● **Text excerpt**:
Let $V = \left( (x,y,z) \in R^3 : 1/4 \le x^2 + y^2 + z^2 \le 1\right)$
and $\vec{F} = \dfrac{x\hat{i} + y\hat{j} + z\hat{k}}{ (x^2 + y^2 +z^2)^2}$ for $(x,y,z)\in V$ Let $\hat{n}$ denote the outward unit normal vector to the boundary of V and $S$ denote the part $\left(x^2+ y^2 + z^2 = 1/4\right)$ of the boundary of $V$
Then find $\displaystyle \int \int F.\hat{n} dS$
I want to evaluate this surface integral with help of Gauss Divergence theorem
However ,my main issue is which surface should I use ?From what I have learnt the body used for Gauss Divergence theorem must be the outer boundary for surface.
So, in this case If I take the outer boundary itself to be $x^2 +y^2 + z^2 =1/4$ then ,
$\vec{F} = \dfrac{\vec{r}}{r^4}$ So $\nabla .F = \dfrac{-1}{r^4}$
Using this the integral is given by : (After simplifying in terms of Spherical Coordinates)
$\displaystyle \int_{0}^{2\pi} \int_{0}^{\pi}\int_{0}^{1/2} 1/{{\rho}^2} sin \phi d \rho d \phi d \theta$ .
However this last integral is undefined .
Can anyone tell me what is the correct way to solve this question
Thank You.

Element-and-box listings:
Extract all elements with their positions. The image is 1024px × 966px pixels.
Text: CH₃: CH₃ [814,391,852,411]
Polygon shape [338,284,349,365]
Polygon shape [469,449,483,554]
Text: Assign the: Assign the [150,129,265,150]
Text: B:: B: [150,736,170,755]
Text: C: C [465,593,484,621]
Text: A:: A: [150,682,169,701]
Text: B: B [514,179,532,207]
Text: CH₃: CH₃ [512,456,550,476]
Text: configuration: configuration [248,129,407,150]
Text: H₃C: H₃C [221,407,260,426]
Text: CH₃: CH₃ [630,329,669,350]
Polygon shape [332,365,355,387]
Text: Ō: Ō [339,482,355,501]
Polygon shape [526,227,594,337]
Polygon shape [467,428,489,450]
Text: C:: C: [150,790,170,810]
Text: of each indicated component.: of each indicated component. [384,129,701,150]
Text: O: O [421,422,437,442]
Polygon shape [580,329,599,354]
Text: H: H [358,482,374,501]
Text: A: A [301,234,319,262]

● **Set of tasks**:
(1) Reproduce the passage of the surface-integral post from "Let $V = \left( (x,y,z)" up to and including "of Spherical Coordinates)".
(2) In the surface-integral post, list every variable that the spherical-coordinate triple integral integrates with respect to.

● **Answer list**:
(1)
Let $V = \left( (x,y,z) \in R^3 : 1/4 \le x^2 + y^2 + z^2 \le 1\right)$
and $\vec{F} = \dfrac{x\hat{i} + y\hat{j} + z\hat{k}}{ (x^2 + y^2 +z^2)^2}$ for $(x,y,z)\in V$ Let $\hat{n}$ denote the outward unit normal vector to the boundary of V and $S$ denote the part $\left(x^2+ y^2 + z^2 = 1/4\right)$ of the boundary of $V$
Then find $\displaystyle \int \int F.\hat{n} dS$
I want to evaluate this surface integral with help of Gauss Divergence theorem
However ,my main issue is which surface should I use ?From what I have learnt the body used for Gauss Divergence theorem must be the outer boundary for surface.
So, in this case If I take the outer boundary itself to be $x^2 +y^2 + z^2 =1/4$ then ,
$\vec{F} = \dfrac{\vec{r}}{r^4}$ So $\nabla .F = \dfrac{-1}{r^4}$
Using this the integral is given by : (After simplifying in terms of Spherical Coordinates)

(2) ρ, φ, θ